Task details: Find every line below that contains the word "Fecundity" and copy it out.

━━━ Working data

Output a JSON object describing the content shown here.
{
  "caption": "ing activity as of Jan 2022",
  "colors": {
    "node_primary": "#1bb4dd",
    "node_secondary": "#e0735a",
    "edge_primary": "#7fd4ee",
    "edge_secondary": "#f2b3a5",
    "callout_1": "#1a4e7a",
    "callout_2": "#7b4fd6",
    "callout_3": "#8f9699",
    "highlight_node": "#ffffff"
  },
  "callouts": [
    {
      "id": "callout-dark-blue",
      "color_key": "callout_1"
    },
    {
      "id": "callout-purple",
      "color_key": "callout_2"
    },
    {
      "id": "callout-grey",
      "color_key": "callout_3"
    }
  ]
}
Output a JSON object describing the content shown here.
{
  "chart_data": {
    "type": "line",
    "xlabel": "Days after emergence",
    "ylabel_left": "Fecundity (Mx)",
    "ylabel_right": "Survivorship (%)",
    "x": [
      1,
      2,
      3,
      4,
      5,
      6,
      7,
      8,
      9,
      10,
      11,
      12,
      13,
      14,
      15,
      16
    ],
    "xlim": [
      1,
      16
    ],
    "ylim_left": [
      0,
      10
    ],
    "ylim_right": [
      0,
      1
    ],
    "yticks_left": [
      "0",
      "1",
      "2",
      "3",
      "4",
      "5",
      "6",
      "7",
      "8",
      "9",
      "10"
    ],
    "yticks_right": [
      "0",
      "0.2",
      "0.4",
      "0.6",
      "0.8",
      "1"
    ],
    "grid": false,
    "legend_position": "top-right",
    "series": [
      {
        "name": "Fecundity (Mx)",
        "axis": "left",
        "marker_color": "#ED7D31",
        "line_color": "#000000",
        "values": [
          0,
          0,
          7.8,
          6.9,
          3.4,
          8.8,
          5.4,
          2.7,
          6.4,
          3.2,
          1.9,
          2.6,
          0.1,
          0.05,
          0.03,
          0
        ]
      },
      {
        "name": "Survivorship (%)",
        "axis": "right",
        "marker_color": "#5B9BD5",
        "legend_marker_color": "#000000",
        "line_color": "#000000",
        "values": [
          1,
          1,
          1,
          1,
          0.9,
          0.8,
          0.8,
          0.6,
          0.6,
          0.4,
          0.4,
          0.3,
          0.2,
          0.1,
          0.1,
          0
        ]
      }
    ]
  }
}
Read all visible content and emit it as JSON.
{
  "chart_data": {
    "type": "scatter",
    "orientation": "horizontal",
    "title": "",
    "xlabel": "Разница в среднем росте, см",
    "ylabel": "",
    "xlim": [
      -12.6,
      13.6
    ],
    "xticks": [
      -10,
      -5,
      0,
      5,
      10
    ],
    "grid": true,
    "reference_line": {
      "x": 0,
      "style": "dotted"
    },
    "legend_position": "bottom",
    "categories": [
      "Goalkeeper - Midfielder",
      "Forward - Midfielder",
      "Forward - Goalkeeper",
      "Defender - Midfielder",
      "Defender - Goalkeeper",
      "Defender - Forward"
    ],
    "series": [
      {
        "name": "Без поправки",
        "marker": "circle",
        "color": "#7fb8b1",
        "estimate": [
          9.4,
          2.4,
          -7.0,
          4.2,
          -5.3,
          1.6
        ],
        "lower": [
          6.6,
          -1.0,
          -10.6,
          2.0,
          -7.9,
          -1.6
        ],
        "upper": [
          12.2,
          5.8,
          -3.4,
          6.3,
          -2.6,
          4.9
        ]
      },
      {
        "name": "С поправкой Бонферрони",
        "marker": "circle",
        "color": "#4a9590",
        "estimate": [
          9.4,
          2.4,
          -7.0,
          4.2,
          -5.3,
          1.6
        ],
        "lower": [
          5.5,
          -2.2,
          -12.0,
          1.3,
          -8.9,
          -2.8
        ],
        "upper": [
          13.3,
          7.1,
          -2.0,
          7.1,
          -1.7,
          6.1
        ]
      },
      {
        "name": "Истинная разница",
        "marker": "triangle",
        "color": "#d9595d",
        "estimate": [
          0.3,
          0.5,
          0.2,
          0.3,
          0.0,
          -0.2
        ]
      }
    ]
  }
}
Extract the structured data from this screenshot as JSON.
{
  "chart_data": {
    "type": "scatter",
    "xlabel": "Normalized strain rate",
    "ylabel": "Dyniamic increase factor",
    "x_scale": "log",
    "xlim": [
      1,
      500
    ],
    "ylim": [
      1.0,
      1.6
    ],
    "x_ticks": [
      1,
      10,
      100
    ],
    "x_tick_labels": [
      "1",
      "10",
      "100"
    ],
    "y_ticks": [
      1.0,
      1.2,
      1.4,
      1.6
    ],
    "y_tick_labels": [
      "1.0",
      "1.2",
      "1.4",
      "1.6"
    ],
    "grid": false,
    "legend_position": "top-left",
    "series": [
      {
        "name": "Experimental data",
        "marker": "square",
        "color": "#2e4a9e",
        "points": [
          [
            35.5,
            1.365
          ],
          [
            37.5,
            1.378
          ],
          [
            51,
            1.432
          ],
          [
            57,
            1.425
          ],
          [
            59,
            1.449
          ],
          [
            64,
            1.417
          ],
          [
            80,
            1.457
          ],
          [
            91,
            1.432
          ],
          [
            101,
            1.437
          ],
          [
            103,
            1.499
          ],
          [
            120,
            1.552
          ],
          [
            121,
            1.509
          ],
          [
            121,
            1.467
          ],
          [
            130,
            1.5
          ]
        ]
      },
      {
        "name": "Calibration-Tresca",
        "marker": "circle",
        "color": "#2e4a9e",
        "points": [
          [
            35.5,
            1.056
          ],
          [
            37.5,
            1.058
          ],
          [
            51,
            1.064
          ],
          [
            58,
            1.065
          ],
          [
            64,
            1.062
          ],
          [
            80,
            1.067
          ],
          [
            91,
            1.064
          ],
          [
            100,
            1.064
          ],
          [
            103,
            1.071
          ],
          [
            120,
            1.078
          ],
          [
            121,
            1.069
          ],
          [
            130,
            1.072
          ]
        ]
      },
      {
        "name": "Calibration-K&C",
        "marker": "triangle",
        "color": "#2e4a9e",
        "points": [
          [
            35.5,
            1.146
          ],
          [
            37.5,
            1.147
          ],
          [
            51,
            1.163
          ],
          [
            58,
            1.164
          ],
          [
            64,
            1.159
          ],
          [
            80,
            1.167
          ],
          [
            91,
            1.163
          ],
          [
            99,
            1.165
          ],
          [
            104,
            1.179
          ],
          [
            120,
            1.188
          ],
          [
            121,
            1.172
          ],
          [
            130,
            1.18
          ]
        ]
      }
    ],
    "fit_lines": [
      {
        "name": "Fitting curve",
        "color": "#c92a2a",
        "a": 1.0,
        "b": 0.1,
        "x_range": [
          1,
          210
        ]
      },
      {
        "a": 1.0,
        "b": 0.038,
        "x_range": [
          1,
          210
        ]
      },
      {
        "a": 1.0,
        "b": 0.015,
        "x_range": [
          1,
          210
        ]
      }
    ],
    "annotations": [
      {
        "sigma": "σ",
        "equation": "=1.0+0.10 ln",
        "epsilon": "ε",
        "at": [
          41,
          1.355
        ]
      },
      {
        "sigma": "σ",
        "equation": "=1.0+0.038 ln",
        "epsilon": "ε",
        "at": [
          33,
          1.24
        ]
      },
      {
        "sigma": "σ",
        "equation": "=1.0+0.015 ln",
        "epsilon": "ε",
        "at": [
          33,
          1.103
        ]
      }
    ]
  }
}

━━━━━━

Task result:
    "ylabel_left": "Fecundity (Mx)",
        "name": "Fecundity (Mx)",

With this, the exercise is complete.